PROBLEM: Transcribe the entries below exactly.

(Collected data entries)
-=-=-
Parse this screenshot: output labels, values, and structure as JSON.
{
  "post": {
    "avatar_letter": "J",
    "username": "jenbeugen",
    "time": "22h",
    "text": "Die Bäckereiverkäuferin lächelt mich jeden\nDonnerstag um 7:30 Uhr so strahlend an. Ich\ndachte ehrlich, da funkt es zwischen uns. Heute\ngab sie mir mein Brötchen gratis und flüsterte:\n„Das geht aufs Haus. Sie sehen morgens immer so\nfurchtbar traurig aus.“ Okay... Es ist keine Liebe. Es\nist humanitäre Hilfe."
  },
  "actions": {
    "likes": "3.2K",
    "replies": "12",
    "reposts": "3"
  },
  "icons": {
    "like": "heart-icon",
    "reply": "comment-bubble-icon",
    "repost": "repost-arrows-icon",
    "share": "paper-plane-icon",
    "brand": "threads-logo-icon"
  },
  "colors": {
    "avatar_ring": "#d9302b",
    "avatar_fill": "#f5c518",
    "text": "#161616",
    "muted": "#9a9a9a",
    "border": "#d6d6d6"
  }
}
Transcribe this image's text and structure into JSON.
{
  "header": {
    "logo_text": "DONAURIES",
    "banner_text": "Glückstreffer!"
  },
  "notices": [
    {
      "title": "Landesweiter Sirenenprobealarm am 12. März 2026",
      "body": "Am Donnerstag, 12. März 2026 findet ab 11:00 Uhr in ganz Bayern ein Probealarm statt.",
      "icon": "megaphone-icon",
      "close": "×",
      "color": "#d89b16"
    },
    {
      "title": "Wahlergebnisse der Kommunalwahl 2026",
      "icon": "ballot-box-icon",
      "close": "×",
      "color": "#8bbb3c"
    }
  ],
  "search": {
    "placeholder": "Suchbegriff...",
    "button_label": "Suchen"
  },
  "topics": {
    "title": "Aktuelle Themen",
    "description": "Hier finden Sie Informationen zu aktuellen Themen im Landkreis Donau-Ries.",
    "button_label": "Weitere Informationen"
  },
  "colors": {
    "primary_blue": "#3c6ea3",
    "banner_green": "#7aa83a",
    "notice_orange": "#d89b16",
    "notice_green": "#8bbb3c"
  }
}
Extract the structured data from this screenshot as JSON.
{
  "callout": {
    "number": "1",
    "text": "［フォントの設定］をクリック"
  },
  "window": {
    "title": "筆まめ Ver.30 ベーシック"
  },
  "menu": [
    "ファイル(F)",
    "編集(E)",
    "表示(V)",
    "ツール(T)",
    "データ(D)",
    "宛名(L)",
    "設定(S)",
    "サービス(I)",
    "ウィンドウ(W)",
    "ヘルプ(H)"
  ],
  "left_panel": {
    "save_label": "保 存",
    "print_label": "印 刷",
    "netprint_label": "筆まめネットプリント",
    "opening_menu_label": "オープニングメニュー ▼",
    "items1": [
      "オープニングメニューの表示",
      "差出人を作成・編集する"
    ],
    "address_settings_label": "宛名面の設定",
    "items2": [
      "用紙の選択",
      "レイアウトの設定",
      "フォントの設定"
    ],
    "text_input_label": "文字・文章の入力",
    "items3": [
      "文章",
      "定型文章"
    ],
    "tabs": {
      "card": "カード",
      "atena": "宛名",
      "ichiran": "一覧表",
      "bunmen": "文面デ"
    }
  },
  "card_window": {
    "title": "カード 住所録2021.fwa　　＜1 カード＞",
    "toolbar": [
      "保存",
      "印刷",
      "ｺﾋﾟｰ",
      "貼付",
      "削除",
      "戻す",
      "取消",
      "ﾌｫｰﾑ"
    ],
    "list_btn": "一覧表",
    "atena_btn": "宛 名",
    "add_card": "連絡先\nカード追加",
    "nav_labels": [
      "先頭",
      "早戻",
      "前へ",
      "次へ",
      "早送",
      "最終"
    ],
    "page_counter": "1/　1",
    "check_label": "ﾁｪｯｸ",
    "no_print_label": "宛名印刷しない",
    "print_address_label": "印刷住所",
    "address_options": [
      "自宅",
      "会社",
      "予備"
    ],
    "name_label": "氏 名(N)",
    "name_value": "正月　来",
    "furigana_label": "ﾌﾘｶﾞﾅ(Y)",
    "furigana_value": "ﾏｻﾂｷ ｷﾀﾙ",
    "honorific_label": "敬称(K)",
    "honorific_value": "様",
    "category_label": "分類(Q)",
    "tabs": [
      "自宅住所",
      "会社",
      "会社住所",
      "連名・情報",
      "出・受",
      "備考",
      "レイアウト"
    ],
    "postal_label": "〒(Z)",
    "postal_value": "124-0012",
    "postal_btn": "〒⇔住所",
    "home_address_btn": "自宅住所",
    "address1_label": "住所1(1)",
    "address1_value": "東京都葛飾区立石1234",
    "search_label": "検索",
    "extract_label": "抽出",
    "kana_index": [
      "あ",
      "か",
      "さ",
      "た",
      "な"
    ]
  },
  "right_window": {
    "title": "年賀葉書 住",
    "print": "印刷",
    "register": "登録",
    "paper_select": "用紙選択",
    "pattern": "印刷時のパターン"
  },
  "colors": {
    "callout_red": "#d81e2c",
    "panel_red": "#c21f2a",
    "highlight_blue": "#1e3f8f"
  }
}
-=-=-
WRITTEN RESPONSE:
Parse this screenshot: output labels, values, and structure as JSON.
{
  "post": {
    "avatar_letter": "J",
    "username": "jenbeugen",
    "time": "22h",
    "text": "Die Bäckereiverkäuferin lächelt mich jeden\nDonnerstag um 7:30 Uhr so strahlend an. Ich\ndachte ehrlich, da funkt es zwischen uns. Heute\ngab sie mir mein Brötchen gratis und flüsterte:\n„Das geht aufs Haus. Sie sehen morgens immer so\nfurchtbar traurig aus.“ Okay... Es ist keine Liebe. Es\nist humanitäre Hilfe."
  },
  "actions": {
    "likes": "3.2K",
    "replies": "12",
    "reposts": "3"
  },
  "icons": {
    "like": "heart-icon",
    "reply": "comment-bubble-icon",
    "repost": "repost-arrows-icon",
    "share": "paper-plane-icon",
    "brand": "threads-logo-icon"
  },
  "colors": {
    "avatar_ring": "#d9302b",
    "avatar_fill": "#f5c518",
    "text": "#161616",
    "muted": "#9a9a9a",
    "border": "#d6d6d6"
  }
}
Transcribe this image's text and structure into JSON.
{
  "header": {
    "logo_text": "DONAURIES",
    "banner_text": "Glückstreffer!"
  },
  "notices": [
    {
      "title": "Landesweiter Sirenenprobealarm am 12. März 2026",
      "body": "Am Donnerstag, 12. März 2026 findet ab 11:00 Uhr in ganz Bayern ein Probealarm statt.",
      "icon": "megaphone-icon",
      "close": "×",
      "color": "#d89b16"
    },
    {
      "title": "Wahlergebnisse der Kommunalwahl 2026",
      "icon": "ballot-box-icon",
      "close": "×",
      "color": "#8bbb3c"
    }
  ],
  "search": {
    "placeholder": "Suchbegriff...",
    "button_label": "Suchen"
  },
  "topics": {
    "title": "Aktuelle Themen",
    "description": "Hier finden Sie Informationen zu aktuellen Themen im Landkreis Donau-Ries.",
    "button_label": "Weitere Informationen"
  },
  "colors": {
    "primary_blue": "#3c6ea3",
    "banner_green": "#7aa83a",
    "notice_orange": "#d89b16",
    "notice_green": "#8bbb3c"
  }
}
Extract the structured data from this screenshot as JSON.
{
  "callout": {
    "number": "1",
    "text": "［フォントの設定］をクリック"
  },
  "window": {
    "title": "筆まめ Ver.30 ベーシック"
  },
  "menu": [
    "ファイル(F)",
    "編集(E)",
    "表示(V)",
    "ツール(T)",
    "データ(D)",
    "宛名(L)",
    "設定(S)",
    "サービス(I)",
    "ウィンドウ(W)",
    "ヘルプ(H)"
  ],
  "left_panel": {
    "save_label": "保 存",
    "print_label": "印 刷",
    "netprint_label": "筆まめネットプリント",
    "opening_menu_label": "オープニングメニュー ▼",
    "items1": [
      "オープニングメニューの表示",
      "差出人を作成・編集する"
    ],
    "address_settings_label": "宛名面の設定",
    "items2": [
      "用紙の選択",
      "レイアウトの設定",
      "フォントの設定"
    ],
    "text_input_label": "文字・文章の入力",
    "items3": [
      "文章",
      "定型文章"
    ],
    "tabs": {
      "card": "カード",
      "atena": "宛名",
      "ichiran": "一覧表",
      "bunmen": "文面デ"
    }
  },
  "card_window": {
    "title": "カード 住所録2021.fwa　　＜1 カード＞",
    "toolbar": [
      "保存",
      "印刷",
      "ｺﾋﾟｰ",
      "貼付",
      "削除",
      "戻す",
      "取消",
      "ﾌｫｰﾑ"
    ],
    "list_btn": "一覧表",
    "atena_btn": "宛 名",
    "add_card": "連絡先\nカード追加",
    "nav_labels": [
      "先頭",
      "早戻",
      "前へ",
      "次へ",
      "早送",
      "最終"
    ],
    "page_counter": "1/　1",
    "check_label": "ﾁｪｯｸ",
    "no_print_label": "宛名印刷しない",
    "print_address_label": "印刷住所",
    "address_options": [
      "自宅",
      "会社",
      "予備"
    ],
    "name_label": "氏 名(N)",
    "name_value": "正月　来",
    "furigana_label": "ﾌﾘｶﾞﾅ(Y)",
    "furigana_value": "ﾏｻﾂｷ ｷﾀﾙ",
    "honorific_label": "敬称(K)",
    "honorific_value": "様",
    "category_label": "分類(Q)",
    "tabs": [
      "自宅住所",
      "会社",
      "会社住所",
      "連名・情報",
      "出・受",
      "備考",
      "レイアウト"
    ],
    "postal_label": "〒(Z)",
    "postal_value": "124-0012",
    "postal_btn": "〒⇔住所",
    "home_address_btn": "自宅住所",
    "address1_label": "住所1(1)",
    "address1_value": "東京都葛飾区立石1234",
    "search_label": "検索",
    "extract_label": "抽出",
    "kana_index": [
      "あ",
      "か",
      "さ",
      "た",
      "な"
    ]
  },
  "right_window": {
    "title": "年賀葉書 住",
    "print": "印刷",
    "register": "登録",
    "paper_select": "用紙選択",
    "pattern": "印刷時のパターン"
  },
  "colors": {
    "callout_red": "#d81e2c",
    "panel_red": "#c21f2a",
    "highlight_blue": "#1e3f8f"
  }
}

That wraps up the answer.